## EXERCISE TASK
Report the count of lines below that include "ylabel", without any other text.

********************

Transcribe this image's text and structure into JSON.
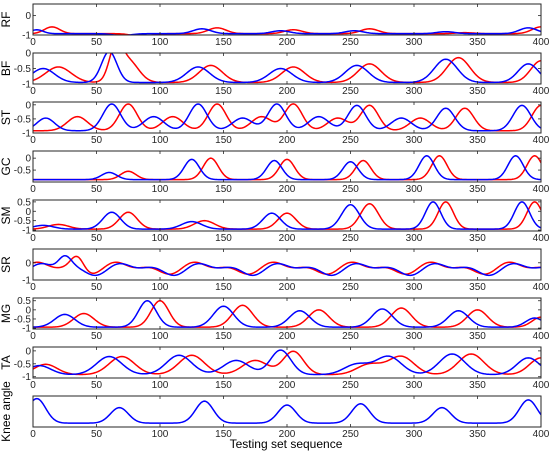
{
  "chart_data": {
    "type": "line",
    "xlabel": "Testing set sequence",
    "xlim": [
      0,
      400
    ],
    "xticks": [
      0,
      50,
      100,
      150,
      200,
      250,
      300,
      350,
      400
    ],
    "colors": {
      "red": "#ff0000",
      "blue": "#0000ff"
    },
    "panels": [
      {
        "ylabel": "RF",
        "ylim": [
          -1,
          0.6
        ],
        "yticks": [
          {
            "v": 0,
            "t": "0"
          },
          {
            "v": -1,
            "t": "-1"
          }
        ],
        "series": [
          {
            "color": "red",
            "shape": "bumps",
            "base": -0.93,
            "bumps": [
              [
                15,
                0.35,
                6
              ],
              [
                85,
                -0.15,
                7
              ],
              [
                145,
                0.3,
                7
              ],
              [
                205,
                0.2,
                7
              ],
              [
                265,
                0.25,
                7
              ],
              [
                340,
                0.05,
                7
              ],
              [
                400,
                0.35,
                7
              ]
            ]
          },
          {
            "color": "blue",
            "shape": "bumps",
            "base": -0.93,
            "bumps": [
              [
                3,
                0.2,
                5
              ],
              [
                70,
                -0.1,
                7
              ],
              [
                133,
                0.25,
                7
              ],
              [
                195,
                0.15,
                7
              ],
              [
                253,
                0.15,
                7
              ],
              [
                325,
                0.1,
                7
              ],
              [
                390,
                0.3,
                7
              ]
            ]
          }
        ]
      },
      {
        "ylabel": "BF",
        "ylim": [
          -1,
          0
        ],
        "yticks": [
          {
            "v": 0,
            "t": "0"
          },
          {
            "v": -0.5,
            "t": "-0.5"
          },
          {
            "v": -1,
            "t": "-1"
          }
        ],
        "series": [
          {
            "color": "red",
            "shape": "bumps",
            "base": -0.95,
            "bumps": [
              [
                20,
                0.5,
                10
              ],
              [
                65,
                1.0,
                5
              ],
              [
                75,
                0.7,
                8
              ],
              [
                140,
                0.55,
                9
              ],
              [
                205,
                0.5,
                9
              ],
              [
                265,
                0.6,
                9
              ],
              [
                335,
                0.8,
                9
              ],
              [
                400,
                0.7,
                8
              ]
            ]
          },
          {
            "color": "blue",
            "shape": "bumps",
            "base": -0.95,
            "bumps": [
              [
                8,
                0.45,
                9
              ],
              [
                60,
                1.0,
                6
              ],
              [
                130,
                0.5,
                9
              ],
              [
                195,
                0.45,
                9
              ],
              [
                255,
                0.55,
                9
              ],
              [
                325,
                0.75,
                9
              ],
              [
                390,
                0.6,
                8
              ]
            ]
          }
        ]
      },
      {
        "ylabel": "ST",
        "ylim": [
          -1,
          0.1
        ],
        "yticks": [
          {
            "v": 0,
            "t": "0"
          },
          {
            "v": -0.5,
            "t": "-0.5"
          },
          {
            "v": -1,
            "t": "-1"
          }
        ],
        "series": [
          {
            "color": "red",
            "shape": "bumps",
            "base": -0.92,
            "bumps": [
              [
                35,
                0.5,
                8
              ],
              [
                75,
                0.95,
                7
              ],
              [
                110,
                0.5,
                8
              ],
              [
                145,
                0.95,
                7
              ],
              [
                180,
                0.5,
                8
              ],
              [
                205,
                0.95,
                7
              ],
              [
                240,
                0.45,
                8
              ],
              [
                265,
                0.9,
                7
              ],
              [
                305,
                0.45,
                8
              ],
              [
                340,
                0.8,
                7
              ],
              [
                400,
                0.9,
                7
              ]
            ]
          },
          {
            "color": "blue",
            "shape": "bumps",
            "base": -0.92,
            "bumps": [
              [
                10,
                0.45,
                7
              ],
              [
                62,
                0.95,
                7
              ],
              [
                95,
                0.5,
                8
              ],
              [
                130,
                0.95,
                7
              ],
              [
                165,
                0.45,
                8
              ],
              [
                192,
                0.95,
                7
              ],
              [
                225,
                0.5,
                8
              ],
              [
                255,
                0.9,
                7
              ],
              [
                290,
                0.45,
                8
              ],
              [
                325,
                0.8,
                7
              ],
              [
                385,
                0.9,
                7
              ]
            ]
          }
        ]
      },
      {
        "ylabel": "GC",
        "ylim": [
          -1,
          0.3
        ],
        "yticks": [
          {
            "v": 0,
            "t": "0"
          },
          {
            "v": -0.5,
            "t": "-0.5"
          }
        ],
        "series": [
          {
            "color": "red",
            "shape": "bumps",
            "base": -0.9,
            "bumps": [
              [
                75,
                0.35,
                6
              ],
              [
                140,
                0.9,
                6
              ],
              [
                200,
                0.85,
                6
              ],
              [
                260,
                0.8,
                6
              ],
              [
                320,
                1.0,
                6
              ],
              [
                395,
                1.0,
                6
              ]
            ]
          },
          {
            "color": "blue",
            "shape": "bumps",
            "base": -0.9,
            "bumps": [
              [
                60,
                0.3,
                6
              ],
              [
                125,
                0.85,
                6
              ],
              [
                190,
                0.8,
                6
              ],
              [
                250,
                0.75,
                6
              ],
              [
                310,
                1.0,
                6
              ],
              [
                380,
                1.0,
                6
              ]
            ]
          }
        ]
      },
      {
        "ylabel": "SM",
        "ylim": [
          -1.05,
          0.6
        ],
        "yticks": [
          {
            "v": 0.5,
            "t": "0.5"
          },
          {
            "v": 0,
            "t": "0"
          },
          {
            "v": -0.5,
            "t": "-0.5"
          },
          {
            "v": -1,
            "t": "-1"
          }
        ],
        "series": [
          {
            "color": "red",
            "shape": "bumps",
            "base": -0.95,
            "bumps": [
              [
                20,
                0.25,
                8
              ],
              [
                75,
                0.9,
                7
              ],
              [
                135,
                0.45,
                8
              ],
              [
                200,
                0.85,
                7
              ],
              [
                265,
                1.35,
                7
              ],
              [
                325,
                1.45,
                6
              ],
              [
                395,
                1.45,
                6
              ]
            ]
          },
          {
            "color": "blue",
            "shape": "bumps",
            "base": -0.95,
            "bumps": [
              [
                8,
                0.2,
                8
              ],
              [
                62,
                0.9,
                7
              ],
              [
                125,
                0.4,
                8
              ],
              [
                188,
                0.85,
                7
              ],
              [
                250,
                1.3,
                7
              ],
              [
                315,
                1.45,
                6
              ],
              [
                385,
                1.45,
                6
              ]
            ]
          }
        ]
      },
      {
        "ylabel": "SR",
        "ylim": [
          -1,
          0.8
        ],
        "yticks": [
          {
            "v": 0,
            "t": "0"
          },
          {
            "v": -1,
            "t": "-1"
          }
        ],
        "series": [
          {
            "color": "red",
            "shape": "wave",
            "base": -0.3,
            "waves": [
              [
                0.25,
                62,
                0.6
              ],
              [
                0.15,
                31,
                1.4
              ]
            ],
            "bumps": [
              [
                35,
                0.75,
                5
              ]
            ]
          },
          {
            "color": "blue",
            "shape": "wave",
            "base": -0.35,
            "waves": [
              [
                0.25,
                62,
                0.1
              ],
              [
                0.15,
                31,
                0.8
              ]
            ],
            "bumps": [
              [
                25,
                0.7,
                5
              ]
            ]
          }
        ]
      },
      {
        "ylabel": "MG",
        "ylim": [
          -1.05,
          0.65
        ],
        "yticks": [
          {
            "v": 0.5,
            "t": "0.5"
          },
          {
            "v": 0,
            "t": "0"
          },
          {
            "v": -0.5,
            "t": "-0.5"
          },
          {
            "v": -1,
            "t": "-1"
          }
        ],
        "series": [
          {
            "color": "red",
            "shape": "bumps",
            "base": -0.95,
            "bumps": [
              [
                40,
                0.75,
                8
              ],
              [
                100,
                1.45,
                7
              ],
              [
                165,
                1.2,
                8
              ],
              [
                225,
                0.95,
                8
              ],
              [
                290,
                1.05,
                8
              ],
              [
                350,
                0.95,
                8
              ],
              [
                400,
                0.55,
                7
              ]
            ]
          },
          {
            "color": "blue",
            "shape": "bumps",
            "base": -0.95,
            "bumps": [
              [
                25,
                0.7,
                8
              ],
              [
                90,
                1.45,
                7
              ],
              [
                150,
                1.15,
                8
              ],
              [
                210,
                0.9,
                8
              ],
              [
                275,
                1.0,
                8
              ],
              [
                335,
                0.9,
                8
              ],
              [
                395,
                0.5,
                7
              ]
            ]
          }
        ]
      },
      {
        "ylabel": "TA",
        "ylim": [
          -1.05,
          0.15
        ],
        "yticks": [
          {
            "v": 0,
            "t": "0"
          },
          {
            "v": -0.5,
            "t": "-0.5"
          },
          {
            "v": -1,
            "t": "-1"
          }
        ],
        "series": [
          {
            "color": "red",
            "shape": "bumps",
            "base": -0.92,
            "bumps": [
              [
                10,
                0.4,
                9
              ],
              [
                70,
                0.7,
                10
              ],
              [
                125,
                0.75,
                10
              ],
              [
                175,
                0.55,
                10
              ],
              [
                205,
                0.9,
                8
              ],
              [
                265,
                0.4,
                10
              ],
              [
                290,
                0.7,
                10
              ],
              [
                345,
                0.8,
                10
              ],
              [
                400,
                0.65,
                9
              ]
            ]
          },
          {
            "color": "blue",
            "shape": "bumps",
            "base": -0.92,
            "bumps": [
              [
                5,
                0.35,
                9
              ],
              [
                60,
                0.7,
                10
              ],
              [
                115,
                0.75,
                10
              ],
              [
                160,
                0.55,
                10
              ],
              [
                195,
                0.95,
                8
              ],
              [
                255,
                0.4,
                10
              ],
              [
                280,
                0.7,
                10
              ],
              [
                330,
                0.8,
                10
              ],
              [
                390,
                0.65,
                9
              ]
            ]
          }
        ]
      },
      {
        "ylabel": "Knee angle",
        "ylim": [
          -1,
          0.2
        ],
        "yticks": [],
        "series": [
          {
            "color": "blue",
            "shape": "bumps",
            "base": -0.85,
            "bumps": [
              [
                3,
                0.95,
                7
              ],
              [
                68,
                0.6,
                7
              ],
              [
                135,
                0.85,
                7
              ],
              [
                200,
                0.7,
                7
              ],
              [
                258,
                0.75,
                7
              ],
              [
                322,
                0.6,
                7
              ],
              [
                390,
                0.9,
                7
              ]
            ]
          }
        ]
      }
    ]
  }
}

********************

## OUTPUT OF THE TASK
9